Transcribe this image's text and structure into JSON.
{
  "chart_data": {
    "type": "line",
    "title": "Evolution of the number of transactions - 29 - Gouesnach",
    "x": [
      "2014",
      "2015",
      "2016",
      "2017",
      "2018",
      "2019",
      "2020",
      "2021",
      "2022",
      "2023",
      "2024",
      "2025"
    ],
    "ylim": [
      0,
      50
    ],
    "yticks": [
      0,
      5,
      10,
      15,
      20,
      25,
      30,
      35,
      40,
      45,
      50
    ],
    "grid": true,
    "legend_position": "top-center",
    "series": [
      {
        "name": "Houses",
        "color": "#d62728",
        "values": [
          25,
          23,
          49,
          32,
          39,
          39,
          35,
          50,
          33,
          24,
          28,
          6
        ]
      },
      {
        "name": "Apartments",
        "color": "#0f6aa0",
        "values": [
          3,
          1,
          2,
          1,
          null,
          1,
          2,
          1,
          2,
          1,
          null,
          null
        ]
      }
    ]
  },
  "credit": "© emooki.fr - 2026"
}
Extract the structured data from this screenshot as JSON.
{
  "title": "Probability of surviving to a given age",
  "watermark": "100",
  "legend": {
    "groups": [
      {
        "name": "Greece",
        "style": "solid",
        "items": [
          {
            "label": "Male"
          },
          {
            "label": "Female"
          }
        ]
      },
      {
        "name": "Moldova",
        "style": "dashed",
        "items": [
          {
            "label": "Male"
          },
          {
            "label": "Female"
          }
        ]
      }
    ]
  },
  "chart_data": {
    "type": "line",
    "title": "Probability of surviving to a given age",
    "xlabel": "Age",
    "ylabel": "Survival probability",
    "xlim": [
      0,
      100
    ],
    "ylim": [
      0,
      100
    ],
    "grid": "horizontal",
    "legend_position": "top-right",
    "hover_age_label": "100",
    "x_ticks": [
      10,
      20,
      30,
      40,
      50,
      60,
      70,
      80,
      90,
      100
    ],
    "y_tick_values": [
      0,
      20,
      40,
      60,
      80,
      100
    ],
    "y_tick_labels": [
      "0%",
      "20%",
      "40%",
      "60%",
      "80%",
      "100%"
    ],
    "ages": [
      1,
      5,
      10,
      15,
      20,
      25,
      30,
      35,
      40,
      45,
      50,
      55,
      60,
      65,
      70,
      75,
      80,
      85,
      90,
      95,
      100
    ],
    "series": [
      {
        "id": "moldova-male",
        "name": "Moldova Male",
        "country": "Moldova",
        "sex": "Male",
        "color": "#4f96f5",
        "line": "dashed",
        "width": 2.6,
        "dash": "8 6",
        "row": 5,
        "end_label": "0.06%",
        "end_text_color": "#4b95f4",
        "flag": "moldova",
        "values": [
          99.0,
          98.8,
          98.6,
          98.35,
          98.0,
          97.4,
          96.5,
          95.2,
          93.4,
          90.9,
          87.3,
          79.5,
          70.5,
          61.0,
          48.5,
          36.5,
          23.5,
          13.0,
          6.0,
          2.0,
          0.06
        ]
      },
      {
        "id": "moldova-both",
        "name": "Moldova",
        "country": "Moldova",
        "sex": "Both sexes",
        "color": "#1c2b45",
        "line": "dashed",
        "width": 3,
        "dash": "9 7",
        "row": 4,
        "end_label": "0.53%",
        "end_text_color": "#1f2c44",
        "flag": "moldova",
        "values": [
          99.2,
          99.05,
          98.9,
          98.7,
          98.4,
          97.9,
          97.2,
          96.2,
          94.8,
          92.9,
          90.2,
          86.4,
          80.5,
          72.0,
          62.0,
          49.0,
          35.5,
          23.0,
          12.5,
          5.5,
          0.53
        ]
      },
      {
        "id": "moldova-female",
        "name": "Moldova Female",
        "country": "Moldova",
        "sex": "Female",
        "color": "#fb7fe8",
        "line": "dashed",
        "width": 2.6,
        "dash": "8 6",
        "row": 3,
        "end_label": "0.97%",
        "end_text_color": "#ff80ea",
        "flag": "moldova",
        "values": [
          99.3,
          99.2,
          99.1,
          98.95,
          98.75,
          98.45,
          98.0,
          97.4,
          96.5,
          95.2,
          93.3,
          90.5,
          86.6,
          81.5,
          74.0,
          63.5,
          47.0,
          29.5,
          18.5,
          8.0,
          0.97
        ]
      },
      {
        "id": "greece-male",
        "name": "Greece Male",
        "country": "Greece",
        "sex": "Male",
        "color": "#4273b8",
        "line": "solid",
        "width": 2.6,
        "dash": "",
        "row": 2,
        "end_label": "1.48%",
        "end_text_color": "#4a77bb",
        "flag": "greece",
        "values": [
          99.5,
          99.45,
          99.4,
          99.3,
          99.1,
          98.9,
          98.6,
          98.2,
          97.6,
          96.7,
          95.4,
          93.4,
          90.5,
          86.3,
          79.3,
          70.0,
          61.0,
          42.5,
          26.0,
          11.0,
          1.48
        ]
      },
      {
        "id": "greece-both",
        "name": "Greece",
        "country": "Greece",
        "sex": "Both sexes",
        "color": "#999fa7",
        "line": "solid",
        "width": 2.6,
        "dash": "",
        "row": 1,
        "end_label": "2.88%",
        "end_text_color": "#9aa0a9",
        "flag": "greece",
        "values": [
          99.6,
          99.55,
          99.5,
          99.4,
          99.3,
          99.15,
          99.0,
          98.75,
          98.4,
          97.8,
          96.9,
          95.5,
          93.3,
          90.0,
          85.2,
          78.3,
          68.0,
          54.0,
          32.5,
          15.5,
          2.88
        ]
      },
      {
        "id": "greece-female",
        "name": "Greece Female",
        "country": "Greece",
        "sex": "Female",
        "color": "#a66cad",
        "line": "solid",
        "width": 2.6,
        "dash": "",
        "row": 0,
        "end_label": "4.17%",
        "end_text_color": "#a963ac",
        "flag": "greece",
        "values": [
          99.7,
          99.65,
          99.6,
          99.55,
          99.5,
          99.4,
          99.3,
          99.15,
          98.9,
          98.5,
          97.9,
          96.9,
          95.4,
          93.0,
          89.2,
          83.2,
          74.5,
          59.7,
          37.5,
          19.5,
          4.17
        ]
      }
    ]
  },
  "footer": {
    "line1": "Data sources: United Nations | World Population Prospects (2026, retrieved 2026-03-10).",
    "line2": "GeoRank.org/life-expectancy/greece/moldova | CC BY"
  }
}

Directions for this task: Quote every entry exactly.

Written solution:
Transcribe this image's text and structure into JSON.
{
  "chart_data": {
    "type": "line",
    "title": "Evolution of the number of transactions - 29 - Gouesnach",
    "x": [
      "2014",
      "2015",
      "2016",
      "2017",
      "2018",
      "2019",
      "2020",
      "2021",
      "2022",
      "2023",
      "2024",
      "2025"
    ],
    "ylim": [
      0,
      50
    ],
    "yticks": [
      0,
      5,
      10,
      15,
      20,
      25,
      30,
      35,
      40,
      45,
      50
    ],
    "grid": true,
    "legend_position": "top-center",
    "series": [
      {
        "name": "Houses",
        "color": "#d62728",
        "values": [
          25,
          23,
          49,
          32,
          39,
          39,
          35,
          50,
          33,
          24,
          28,
          6
        ]
      },
      {
        "name": "Apartments",
        "color": "#0f6aa0",
        "values": [
          3,
          1,
          2,
          1,
          null,
          1,
          2,
          1,
          2,
          1,
          null,
          null
        ]
      }
    ]
  },
  "credit": "© emooki.fr - 2026"
}
Extract the structured data from this screenshot as JSON.
{
  "title": "Probability of surviving to a given age",
  "watermark": "100",
  "legend": {
    "groups": [
      {
        "name": "Greece",
        "style": "solid",
        "items": [
          {
            "label": "Male"
          },
          {
            "label": "Female"
          }
        ]
      },
      {
        "name": "Moldova",
        "style": "dashed",
        "items": [
          {
            "label": "Male"
          },
          {
            "label": "Female"
          }
        ]
      }
    ]
  },
  "chart_data": {
    "type": "line",
    "title": "Probability of surviving to a given age",
    "xlabel": "Age",
    "ylabel": "Survival probability",
    "xlim": [
      0,
      100
    ],
    "ylim": [
      0,
      100
    ],
    "grid": "horizontal",
    "legend_position": "top-right",
    "hover_age_label": "100",
    "x_ticks": [
      10,
      20,
      30,
      40,
      50,
      60,
      70,
      80,
      90,
      100
    ],
    "y_tick_values": [
      0,
      20,
      40,
      60,
      80,
      100
    ],
    "y_tick_labels": [
      "0%",
      "20%",
      "40%",
      "60%",
      "80%",
      "100%"
    ],
    "ages": [
      1,
      5,
      10,
      15,
      20,
      25,
      30,
      35,
      40,
      45,
      50,
      55,
      60,
      65,
      70,
      75,
      80,
      85,
      90,
      95,
      100
    ],
    "series": [
      {
        "id": "moldova-male",
        "name": "Moldova Male",
        "country": "Moldova",
        "sex": "Male",
        "color": "#4f96f5",
        "line": "dashed",
        "width": 2.6,
        "dash": "8 6",
        "row": 5,
        "end_label": "0.06%",
        "end_text_color": "#4b95f4",
        "flag": "moldova",
        "values": [
          99.0,
          98.8,
          98.6,
          98.35,
          98.0,
          97.4,
          96.5,
          95.2,
          93.4,
          90.9,
          87.3,
          79.5,
          70.5,
          61.0,
          48.5,
          36.5,
          23.5,
          13.0,
          6.0,
          2.0,
          0.06
        ]
      },
      {
        "id": "moldova-both",
        "name": "Moldova",
        "country": "Moldova",
        "sex": "Both sexes",
        "color": "#1c2b45",
        "line": "dashed",
        "width": 3,
        "dash": "9 7",
        "row": 4,
        "end_label": "0.53%",
        "end_text_color": "#1f2c44",
        "flag": "moldova",
        "values": [
          99.2,
          99.05,
          98.9,
          98.7,
          98.4,
          97.9,
          97.2,
          96.2,
          94.8,
          92.9,
          90.2,
          86.4,
          80.5,
          72.0,
          62.0,
          49.0,
          35.5,
          23.0,
          12.5,
          5.5,
          0.53
        ]
      },
      {
        "id": "moldova-female",
        "name": "Moldova Female",
        "country": "Moldova",
        "sex": "Female",
        "color": "#fb7fe8",
        "line": "dashed",
        "width": 2.6,
        "dash": "8 6",
        "row": 3,
        "end_label": "0.97%",
        "end_text_color": "#ff80ea",
        "flag": "moldova",
        "values": [
          99.3,
          99.2,
          99.1,
          98.95,
          98.75,
          98.45,
          98.0,
          97.4,
          96.5,
          95.2,
          93.3,
          90.5,
          86.6,
          81.5,
          74.0,
          63.5,
          47.0,
          29.5,
          18.5,
          8.0,
          0.97
        ]
      },
      {
        "id": "greece-male",
        "name": "Greece Male",
        "country": "Greece",
        "sex": "Male",
        "color": "#4273b8",
        "line": "solid",
        "width": 2.6,
        "dash": "",
        "row": 2,
        "end_label": "1.48%",
        "end_text_color": "#4a77bb",
        "flag": "greece",
        "values": [
          99.5,
          99.45,
          99.4,
          99.3,
          99.1,
          98.9,
          98.6,
          98.2,
          97.6,
          96.7,
          95.4,
          93.4,
          90.5,
          86.3,
          79.3,
          70.0,
          61.0,
          42.5,
          26.0,
          11.0,
          1.48
        ]
      },
      {
        "id": "greece-both",
        "name": "Greece",
        "country": "Greece",
        "sex": "Both sexes",
        "color": "#999fa7",
        "line": "solid",
        "width": 2.6,
        "dash": "",
        "row": 1,
        "end_label": "2.88%",
        "end_text_color": "#9aa0a9",
        "flag": "greece",
        "values": [
          99.6,
          99.55,
          99.5,
          99.4,
          99.3,
          99.15,
          99.0,
          98.75,
          98.4,
          97.8,
          96.9,
          95.5,
          93.3,
          90.0,
          85.2,
          78.3,
          68.0,
          54.0,
          32.5,
          15.5,
          2.88
        ]
      },
      {
        "id": "greece-female",
        "name": "Greece Female",
        "country": "Greece",
        "sex": "Female",
        "color": "#a66cad",
        "line": "solid",
        "width": 2.6,
        "dash": "",
        "row": 0,
        "end_label": "4.17%",
        "end_text_color": "#a963ac",
        "flag": "greece",
        "values": [
          99.7,
          99.65,
          99.6,
          99.55,
          99.5,
          99.4,
          99.3,
          99.15,
          98.9,
          98.5,
          97.9,
          96.9,
          95.4,
          93.0,
          89.2,
          83.2,
          74.5,
          59.7,
          37.5,
          19.5,
          4.17
        ]
      }
    ]
  },
  "footer": {
    "line1": "Data sources: United Nations | World Population Prospects (2026, retrieved 2026-03-10).",
    "line2": "GeoRank.org/life-expectancy/greece/moldova | CC BY"
  }
}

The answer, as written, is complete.